Rewrite the lines of the records between the one containing "For every button, label, input, icon, or" and the one containing "project-location: 湖滨新区 [303,619,386,662]", inclusive, as a Markdown table with the columns Row and Entry. Number each line in Row, put the line itself in Entry, and omit blank lines.
--------------------------------
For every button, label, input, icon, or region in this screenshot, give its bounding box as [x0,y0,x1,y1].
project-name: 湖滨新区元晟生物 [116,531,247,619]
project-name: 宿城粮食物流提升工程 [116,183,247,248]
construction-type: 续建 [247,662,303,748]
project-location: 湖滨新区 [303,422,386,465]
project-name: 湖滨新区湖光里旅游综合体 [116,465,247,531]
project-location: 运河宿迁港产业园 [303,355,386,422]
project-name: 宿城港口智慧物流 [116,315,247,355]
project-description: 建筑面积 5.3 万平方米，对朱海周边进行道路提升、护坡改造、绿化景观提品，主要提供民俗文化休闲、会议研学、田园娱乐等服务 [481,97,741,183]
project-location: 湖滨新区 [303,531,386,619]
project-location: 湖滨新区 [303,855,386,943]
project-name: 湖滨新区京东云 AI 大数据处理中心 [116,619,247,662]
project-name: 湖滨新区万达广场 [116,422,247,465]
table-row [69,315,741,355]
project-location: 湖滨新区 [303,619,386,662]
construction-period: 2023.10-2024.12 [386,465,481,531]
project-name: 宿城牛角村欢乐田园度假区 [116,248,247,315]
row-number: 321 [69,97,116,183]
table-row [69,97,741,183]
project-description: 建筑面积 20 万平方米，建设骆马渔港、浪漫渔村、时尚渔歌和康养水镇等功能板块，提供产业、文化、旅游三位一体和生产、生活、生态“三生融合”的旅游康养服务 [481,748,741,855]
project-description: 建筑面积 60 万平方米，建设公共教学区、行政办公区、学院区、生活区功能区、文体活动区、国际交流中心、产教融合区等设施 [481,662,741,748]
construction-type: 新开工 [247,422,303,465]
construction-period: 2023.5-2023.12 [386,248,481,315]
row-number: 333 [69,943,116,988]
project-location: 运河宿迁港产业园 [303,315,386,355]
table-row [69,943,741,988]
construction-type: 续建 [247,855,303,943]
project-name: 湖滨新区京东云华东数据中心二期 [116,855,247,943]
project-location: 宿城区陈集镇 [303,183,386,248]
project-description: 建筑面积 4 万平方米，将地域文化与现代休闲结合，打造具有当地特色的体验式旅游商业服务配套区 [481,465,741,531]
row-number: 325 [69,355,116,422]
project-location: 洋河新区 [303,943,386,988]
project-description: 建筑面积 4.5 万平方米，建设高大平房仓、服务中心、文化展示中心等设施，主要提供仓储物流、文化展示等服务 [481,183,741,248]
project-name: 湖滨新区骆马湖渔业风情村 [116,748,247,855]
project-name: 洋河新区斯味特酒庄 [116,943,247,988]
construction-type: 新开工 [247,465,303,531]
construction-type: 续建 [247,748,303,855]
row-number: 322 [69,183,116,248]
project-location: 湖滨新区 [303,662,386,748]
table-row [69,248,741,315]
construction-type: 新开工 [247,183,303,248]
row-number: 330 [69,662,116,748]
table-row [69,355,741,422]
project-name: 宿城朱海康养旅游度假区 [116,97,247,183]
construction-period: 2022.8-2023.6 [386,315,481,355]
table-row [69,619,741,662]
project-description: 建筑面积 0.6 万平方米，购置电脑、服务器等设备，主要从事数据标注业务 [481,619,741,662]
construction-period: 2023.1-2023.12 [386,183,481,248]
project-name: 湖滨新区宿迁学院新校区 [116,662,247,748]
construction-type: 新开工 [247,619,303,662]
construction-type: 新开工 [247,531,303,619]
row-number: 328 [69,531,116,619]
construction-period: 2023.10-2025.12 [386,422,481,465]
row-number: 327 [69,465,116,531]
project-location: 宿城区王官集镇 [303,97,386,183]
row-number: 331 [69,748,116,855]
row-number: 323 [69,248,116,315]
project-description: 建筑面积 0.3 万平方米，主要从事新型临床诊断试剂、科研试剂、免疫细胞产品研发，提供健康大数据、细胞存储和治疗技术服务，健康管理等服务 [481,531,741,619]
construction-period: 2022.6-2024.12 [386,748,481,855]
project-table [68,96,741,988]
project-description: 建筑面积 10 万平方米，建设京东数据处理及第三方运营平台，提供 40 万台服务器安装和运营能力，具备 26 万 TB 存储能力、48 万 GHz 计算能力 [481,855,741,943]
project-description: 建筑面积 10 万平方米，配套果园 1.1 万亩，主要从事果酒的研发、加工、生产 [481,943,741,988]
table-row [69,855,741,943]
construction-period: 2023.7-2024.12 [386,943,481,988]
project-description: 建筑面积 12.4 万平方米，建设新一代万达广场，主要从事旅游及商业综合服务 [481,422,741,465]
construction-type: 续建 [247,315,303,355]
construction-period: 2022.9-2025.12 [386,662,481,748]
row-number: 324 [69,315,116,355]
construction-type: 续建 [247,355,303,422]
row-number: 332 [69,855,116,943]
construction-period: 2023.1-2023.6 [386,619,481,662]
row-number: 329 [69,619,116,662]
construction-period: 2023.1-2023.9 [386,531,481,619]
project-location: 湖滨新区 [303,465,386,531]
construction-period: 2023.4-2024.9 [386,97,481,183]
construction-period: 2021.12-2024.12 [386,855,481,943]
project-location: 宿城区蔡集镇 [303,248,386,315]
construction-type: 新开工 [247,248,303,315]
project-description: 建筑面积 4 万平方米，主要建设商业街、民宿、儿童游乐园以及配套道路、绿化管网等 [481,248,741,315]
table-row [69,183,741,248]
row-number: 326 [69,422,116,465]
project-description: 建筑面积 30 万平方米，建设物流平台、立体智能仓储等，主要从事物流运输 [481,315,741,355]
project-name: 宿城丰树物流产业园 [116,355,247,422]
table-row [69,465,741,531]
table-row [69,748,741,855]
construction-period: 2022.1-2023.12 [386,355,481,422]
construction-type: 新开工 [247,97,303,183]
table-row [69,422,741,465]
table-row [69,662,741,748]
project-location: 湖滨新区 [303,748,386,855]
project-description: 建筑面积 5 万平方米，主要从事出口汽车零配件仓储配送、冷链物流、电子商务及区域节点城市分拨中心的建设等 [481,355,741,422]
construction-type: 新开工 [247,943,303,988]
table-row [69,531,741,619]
--------------------------------
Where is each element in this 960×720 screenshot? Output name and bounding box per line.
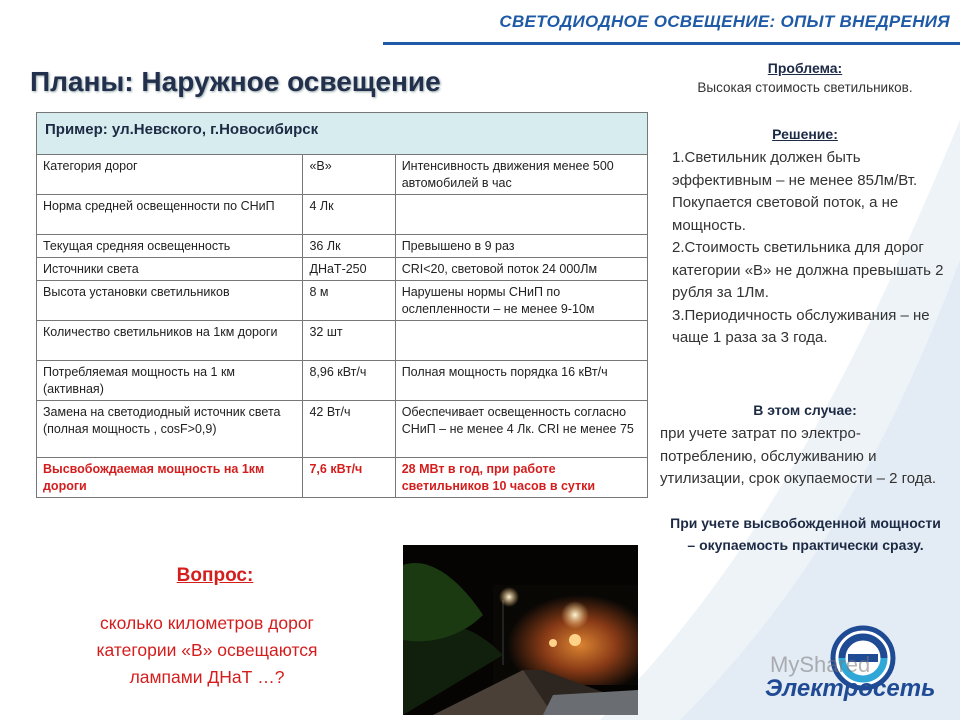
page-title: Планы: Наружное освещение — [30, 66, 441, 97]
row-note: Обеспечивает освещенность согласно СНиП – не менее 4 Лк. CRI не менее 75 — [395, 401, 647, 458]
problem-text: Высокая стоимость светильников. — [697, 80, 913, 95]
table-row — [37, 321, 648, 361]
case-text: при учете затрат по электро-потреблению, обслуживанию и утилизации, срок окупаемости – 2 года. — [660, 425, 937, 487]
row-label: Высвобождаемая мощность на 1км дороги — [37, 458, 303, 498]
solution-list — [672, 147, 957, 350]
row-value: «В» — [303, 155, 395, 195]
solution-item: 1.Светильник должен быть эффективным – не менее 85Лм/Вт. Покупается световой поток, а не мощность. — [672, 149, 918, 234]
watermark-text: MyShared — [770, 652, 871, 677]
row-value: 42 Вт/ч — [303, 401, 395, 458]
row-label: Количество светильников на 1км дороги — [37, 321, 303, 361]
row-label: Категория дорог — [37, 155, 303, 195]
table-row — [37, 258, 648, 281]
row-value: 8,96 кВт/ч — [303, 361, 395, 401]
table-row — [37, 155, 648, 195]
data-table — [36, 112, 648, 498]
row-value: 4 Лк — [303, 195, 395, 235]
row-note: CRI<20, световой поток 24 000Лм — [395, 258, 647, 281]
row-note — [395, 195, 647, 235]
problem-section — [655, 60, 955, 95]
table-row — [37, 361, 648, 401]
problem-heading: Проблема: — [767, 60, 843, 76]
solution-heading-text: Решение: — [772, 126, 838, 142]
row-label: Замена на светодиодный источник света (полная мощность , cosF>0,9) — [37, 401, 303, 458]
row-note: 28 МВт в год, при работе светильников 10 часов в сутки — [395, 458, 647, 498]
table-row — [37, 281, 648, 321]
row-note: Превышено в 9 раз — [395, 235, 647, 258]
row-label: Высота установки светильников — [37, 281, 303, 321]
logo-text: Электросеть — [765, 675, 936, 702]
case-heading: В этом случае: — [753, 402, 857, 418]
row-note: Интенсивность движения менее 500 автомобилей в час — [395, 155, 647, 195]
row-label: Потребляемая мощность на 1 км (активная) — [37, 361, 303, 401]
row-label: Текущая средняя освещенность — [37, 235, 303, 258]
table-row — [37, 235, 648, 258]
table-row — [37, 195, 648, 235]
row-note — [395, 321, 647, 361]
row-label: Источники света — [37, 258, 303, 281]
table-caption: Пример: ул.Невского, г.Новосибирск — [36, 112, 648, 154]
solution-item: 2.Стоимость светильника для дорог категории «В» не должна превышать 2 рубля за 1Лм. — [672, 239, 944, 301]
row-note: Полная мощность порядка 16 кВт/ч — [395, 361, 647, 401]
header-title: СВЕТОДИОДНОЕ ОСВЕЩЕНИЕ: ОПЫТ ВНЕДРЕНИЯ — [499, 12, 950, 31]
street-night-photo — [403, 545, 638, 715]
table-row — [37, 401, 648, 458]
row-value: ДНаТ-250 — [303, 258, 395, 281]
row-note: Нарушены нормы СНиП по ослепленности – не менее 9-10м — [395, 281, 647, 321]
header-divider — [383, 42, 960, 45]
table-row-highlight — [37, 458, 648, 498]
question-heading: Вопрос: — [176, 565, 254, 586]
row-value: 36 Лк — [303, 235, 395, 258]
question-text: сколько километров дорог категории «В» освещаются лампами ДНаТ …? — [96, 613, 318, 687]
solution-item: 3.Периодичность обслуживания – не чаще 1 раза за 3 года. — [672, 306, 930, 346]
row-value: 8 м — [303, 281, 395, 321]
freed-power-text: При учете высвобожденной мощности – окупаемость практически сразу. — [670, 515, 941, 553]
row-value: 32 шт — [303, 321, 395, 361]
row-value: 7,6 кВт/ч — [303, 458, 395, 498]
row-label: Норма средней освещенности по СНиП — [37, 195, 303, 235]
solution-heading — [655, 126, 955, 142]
--------------------------------
ANSWER TO THE PROBLEM:
| Row | Entry |
|---|---|
| 1 | For every button, label, input, icon, or region in this screenshot, give its bounding box as [x0,y0,x1,y1]. |
| 2 | project-name: 湖滨新区元晟生物 [116,531,247,619] |
| 3 | project-name: 宿城粮食物流提升工程 [116,183,247,248] |
| 4 | construction-type: 续建 [247,662,303,748] |
| 5 | project-location: 湖滨新区 [303,422,386,465] |
| 6 | project-name: 湖滨新区湖光里旅游综合体 [116,465,247,531] |
| 7 | project-location: 运河宿迁港产业园 [303,355,386,422] |
| 8 | project-name: 宿城港口智慧物流 [116,315,247,355] |
| 9 | project-description: 建筑面积 5.3 万平方米，对朱海周边进行道路提升、护坡改造、绿化景观提品，主要提供民俗文化休闲、会议研学、田园娱乐等服务 [481,97,741,183] |
| 10 | project-location: 湖滨新区 [303,531,386,619] |
| 11 | project-location: 湖滨新区 [303,855,386,943] |
| 12 | project-name: 湖滨新区京东云 AI 大数据处理中心 [116,619,247,662] |
| 13 | project-name: 湖滨新区万达广场 [116,422,247,465] |
| 14 | table-row [69,315,741,355] |
| 15 | project-location: 湖滨新区 [303,619,386,662] |